## begin Given information
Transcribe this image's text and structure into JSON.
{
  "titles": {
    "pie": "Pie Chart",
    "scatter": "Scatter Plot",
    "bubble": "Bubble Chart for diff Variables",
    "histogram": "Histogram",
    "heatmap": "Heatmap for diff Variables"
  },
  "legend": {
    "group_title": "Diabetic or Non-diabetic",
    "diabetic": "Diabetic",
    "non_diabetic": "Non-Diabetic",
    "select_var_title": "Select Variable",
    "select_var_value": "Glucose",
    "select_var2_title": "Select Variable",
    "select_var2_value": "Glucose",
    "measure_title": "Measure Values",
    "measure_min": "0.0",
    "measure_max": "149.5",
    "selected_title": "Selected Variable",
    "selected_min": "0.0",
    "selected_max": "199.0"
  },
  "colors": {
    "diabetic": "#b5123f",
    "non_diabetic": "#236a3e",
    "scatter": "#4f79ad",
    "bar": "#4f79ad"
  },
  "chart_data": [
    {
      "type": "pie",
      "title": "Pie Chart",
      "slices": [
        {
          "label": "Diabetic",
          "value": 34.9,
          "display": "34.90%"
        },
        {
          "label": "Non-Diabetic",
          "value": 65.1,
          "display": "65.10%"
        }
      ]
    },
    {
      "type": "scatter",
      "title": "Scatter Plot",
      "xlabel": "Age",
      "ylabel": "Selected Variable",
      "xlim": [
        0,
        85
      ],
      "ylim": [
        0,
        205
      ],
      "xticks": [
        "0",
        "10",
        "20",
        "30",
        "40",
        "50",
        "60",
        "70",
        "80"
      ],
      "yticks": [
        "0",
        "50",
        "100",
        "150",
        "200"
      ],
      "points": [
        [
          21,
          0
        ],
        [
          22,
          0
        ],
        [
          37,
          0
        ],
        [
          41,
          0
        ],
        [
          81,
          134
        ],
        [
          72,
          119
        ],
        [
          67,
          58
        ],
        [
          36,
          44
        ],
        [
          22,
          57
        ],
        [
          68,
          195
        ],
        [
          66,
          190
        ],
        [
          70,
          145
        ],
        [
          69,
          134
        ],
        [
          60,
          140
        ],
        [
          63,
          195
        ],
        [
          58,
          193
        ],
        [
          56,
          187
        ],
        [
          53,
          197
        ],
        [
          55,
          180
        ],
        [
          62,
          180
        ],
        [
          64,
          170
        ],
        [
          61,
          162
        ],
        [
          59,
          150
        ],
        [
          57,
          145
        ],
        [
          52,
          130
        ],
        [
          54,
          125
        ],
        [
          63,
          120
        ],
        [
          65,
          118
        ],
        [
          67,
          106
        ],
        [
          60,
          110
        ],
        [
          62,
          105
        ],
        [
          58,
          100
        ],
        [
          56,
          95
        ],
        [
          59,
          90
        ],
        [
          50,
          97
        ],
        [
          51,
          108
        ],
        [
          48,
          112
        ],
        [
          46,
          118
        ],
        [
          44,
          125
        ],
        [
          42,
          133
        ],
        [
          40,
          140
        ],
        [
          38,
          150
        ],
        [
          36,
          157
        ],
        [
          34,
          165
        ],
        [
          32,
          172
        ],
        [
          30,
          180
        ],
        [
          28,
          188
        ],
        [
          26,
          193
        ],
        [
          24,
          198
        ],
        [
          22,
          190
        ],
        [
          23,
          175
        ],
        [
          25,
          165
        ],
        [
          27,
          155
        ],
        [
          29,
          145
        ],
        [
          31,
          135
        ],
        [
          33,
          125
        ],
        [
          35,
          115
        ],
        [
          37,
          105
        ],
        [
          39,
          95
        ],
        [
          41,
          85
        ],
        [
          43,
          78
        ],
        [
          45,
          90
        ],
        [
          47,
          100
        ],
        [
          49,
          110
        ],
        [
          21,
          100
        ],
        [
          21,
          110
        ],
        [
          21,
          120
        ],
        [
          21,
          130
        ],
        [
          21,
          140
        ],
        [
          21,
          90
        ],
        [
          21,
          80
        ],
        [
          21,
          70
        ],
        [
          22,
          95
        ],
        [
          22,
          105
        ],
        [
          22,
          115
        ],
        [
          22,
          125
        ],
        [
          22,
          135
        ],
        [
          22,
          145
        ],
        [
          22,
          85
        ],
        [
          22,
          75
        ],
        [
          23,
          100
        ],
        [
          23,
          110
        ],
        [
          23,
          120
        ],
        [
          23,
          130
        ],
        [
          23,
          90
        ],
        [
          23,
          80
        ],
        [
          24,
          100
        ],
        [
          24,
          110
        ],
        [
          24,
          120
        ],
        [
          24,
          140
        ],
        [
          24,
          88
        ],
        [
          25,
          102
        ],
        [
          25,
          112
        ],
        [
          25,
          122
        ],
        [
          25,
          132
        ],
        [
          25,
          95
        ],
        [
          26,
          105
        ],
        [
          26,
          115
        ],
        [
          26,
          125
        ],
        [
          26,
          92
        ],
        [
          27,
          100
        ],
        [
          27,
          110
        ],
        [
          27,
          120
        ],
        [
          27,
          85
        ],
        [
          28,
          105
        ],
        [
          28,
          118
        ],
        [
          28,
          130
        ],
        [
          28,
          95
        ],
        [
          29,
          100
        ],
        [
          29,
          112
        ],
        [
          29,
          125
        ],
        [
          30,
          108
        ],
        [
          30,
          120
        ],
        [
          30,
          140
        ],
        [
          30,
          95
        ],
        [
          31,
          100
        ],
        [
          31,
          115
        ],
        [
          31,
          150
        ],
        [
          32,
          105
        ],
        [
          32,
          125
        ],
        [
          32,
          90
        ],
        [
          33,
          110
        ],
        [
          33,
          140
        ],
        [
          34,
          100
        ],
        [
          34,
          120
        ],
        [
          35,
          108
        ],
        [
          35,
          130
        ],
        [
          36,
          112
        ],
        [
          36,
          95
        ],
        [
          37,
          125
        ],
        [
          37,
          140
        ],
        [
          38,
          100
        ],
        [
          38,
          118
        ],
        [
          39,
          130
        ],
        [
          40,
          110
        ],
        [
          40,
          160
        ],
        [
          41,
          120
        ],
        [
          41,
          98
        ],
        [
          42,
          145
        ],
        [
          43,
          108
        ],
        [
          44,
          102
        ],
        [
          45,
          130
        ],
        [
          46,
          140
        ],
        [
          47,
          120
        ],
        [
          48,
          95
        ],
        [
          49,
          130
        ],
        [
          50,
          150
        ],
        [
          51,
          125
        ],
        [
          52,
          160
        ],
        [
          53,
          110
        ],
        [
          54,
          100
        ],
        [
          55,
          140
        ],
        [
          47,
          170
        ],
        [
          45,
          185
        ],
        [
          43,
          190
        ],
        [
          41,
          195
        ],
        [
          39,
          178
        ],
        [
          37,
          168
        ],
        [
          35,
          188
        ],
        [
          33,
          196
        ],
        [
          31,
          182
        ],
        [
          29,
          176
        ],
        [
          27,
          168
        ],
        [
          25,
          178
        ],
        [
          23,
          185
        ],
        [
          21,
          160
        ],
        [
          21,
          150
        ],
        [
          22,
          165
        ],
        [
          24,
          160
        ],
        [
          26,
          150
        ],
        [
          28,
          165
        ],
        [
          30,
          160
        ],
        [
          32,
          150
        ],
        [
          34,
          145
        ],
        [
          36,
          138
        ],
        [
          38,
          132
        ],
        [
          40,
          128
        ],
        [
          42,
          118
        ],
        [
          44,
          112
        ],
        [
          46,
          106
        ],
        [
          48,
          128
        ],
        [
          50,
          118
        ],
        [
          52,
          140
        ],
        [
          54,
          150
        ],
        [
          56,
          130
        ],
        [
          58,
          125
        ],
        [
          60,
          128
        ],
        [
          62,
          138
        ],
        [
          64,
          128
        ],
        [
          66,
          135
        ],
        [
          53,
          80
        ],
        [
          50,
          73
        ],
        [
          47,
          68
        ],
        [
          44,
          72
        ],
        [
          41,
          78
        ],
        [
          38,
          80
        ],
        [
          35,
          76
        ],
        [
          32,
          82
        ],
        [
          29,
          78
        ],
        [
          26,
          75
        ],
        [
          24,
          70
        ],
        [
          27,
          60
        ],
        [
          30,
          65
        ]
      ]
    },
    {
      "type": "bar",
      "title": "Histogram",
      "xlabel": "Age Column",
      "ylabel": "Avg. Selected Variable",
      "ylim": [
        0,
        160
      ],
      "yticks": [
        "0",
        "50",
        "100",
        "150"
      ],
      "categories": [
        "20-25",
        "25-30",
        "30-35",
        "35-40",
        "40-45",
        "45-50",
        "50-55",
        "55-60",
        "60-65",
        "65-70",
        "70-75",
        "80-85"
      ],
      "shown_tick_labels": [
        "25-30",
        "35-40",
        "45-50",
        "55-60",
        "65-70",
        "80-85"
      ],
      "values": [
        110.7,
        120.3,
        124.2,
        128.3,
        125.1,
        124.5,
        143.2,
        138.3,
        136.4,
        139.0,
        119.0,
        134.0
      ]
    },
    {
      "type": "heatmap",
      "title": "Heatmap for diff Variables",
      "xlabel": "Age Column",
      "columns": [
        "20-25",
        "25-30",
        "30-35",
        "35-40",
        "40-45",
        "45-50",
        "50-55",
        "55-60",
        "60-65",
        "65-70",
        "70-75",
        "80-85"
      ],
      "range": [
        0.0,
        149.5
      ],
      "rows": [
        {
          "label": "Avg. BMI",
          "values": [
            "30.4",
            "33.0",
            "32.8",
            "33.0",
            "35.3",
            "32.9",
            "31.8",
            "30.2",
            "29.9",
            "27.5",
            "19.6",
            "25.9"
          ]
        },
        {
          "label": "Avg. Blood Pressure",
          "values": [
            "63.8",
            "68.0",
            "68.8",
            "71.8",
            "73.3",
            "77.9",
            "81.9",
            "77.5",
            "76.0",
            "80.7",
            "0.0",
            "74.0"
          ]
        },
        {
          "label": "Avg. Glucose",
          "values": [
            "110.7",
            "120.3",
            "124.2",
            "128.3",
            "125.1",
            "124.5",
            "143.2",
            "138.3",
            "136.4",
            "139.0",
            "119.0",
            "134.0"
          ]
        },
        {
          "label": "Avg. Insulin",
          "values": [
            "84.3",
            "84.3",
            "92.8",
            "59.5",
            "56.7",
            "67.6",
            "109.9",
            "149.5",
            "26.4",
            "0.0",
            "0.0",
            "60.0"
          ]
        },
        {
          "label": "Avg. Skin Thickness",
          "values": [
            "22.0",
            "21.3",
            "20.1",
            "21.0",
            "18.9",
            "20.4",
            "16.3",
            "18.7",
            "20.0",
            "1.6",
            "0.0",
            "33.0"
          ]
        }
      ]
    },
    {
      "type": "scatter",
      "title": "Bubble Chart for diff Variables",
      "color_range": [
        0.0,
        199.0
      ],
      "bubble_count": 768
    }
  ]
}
## end Given information
Exercise description — Give back only a number, the number of lines where the string "Histogram" occurs.

Task response — 2